> [DATASET]:
^^^^^^^^^^^^^^^^
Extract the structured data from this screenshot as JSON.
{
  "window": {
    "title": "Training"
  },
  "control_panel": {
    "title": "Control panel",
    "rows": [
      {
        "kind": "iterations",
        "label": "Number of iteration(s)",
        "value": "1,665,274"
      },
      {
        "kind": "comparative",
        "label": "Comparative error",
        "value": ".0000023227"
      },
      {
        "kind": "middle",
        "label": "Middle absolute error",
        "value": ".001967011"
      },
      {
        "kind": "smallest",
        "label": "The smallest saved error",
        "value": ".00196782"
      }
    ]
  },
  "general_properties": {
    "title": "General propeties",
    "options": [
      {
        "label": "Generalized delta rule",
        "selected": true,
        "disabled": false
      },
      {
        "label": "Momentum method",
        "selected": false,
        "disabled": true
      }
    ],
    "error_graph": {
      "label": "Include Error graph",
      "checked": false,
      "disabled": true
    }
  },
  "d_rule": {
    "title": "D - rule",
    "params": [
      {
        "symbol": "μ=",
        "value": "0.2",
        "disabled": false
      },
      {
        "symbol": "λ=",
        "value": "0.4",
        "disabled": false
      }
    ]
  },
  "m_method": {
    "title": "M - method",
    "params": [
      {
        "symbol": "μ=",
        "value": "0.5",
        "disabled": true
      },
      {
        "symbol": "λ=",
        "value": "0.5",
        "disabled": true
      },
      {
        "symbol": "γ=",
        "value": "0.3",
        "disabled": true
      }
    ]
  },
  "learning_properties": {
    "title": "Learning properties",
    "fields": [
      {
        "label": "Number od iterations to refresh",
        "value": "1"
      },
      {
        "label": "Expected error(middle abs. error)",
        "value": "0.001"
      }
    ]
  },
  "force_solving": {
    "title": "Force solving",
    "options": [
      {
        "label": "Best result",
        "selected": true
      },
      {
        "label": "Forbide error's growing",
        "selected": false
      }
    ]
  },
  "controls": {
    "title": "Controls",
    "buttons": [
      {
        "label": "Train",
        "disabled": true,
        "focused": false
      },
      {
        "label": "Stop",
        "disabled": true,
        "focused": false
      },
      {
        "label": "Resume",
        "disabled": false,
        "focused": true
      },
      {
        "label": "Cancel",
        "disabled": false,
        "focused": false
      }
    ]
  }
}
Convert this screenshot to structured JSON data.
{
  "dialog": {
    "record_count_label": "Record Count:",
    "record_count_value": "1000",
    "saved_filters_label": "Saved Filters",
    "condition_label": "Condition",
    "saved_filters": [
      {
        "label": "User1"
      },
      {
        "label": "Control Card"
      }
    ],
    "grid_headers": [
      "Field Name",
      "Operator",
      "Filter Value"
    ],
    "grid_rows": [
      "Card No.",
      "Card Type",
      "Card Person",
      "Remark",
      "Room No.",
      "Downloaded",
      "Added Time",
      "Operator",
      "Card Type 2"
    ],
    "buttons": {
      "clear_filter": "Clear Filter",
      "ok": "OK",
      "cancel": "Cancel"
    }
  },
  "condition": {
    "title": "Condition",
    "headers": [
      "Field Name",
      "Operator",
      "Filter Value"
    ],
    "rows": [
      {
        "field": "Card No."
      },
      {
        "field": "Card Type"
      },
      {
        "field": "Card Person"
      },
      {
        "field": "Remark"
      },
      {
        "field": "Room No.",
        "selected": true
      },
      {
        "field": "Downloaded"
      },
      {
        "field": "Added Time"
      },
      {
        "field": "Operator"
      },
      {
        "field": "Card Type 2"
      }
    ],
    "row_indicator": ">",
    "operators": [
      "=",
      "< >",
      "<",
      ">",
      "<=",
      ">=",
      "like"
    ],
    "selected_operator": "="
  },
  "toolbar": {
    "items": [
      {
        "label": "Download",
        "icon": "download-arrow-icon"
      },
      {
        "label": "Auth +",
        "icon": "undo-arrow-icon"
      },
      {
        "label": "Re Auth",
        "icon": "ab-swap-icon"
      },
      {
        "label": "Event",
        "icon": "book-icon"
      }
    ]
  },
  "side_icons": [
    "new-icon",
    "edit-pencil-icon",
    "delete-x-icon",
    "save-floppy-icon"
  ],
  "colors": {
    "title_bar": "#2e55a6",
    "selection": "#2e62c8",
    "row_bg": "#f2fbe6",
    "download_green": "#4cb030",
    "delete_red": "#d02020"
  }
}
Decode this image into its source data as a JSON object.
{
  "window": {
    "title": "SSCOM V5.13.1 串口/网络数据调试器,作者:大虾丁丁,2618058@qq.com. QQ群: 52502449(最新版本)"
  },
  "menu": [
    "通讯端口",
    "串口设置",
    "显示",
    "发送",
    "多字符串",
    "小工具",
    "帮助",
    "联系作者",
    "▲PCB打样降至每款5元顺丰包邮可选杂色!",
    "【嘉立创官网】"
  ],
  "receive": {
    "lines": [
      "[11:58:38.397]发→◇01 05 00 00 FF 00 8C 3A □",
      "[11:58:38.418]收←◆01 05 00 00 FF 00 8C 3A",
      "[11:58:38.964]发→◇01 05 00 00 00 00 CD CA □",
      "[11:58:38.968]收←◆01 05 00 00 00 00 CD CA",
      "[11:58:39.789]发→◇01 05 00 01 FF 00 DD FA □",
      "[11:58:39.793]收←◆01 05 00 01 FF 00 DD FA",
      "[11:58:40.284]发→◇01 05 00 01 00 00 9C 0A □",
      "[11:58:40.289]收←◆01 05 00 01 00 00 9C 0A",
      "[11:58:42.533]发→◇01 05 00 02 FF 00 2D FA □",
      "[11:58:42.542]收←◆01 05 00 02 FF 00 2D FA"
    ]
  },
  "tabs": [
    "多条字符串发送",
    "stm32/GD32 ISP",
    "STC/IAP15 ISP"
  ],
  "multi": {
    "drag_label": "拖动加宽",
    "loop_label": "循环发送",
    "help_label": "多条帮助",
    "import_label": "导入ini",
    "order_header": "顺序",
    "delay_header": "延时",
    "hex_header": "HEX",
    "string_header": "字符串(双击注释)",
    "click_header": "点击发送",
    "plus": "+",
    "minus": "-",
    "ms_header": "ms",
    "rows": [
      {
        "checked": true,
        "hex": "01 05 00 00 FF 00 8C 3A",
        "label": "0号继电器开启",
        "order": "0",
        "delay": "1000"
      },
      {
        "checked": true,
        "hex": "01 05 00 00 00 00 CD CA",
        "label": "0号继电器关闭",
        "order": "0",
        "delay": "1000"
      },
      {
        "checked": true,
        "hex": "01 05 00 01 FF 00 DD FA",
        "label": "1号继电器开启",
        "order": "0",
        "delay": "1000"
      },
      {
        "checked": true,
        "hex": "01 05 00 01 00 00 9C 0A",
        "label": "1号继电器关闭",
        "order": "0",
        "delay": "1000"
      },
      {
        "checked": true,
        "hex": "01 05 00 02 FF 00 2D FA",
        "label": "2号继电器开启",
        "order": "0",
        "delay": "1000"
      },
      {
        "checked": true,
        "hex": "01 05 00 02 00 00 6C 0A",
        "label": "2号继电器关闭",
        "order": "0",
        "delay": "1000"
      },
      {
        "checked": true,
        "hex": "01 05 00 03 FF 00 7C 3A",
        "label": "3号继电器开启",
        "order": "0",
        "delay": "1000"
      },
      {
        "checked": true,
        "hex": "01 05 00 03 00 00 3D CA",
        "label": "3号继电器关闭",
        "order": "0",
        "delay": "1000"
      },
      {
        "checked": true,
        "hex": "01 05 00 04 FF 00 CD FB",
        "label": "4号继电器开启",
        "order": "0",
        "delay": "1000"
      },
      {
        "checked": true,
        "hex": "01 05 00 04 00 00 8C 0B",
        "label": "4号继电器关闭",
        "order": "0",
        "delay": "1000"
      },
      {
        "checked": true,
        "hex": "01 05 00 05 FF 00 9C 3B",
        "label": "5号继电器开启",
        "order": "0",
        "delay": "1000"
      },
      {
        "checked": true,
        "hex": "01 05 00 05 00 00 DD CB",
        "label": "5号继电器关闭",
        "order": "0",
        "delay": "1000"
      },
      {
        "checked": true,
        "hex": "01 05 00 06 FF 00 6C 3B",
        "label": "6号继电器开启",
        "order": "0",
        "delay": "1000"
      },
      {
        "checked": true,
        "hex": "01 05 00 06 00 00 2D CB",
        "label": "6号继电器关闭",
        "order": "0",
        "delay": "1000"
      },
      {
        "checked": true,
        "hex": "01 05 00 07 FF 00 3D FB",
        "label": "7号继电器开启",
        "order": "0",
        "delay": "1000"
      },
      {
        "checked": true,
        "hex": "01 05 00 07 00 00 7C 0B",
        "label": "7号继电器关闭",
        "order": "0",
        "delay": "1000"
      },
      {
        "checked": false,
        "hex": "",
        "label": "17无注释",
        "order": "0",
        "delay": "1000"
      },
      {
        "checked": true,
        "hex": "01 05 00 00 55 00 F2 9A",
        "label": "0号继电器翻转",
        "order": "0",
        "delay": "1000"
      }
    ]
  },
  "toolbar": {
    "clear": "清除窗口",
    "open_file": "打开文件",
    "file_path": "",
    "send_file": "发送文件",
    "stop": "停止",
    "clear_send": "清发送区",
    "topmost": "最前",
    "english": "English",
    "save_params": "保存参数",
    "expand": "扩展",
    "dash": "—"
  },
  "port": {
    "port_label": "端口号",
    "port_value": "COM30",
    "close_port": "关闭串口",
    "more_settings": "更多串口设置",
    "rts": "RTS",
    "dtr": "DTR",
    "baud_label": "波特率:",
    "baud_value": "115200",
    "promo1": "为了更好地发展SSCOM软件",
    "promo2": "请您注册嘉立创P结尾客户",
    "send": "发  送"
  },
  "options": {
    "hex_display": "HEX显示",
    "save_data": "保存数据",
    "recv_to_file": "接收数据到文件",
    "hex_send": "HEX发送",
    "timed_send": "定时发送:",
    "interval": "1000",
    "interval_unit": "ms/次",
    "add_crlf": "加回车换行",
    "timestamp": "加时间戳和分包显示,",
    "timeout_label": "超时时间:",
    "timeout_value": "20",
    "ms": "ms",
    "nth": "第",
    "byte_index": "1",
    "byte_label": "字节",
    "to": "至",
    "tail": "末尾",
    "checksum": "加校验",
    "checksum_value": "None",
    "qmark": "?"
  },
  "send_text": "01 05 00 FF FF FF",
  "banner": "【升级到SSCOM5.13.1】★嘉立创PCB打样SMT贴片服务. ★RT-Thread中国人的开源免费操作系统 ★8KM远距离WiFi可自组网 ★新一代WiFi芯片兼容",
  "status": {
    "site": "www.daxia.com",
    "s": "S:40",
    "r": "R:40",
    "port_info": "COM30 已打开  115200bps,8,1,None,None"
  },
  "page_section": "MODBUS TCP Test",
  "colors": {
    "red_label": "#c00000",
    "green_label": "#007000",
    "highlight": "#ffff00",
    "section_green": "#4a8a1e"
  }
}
^^^^^^^^^^^^^^^^
> [GOAL OF THE EXERCISE]:
Check each line above for "JSON" and return the ones that have it.

> [EXERCISE SOLUTION]:
Extract the structured data from this screenshot as JSON.
Convert this screenshot to structured JSON data.
Decode this image into its source data as a JSON object.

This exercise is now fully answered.